Write out each line word for word. Drop pictures.

** BEGIN **

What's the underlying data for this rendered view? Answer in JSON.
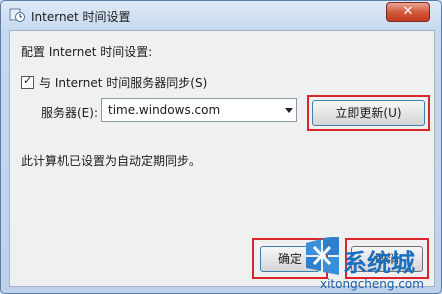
{
  "window": {
    "title": "Internet 时间设置",
    "close_glyph": "✕"
  },
  "dialog": {
    "heading": "配置 Internet 时间设置:",
    "sync_checkbox": {
      "checked": true,
      "label": "与 Internet 时间服务器同步(S)"
    },
    "server": {
      "label": "服务器(E):",
      "value": "time.windows.com"
    },
    "update_button": "立即更新(U)",
    "status": "此计算机已设置为自动定期同步。"
  },
  "buttons": {
    "ok": "确定",
    "cancel": "取消"
  },
  "watermark": {
    "brand": "系统城",
    "domain": "xitongcheng.com"
  },
  "colors": {
    "highlight": "#d9262b",
    "title_gradient": "#c6d9ee",
    "watermark_blue": "#1a6fc0"
  }
}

** END **

**Output**
What's the underlying data for this rendered view? Answer in JSON.
{
  "window": {
    "title": "Internet 时间设置",
    "close_glyph": "✕"
  },
  "dialog": {
    "heading": "配置 Internet 时间设置:",
    "sync_checkbox": {
      "checked": true,
      "label": "与 Internet 时间服务器同步(S)"
    },
    "server": {
      "label": "服务器(E):",
      "value": "time.windows.com"
    },
    "update_button": "立即更新(U)",
    "status": "此计算机已设置为自动定期同步。"
  },
  "buttons": {
    "ok": "确定",
    "cancel": "取消"
  },
  "watermark": {
    "brand": "系统城",
    "domain": "xitongcheng.com"
  },
  "colors": {
    "highlight": "#d9262b",
    "title_gradient": "#c6d9ee",
    "watermark_blue": "#1a6fc0"
  }
}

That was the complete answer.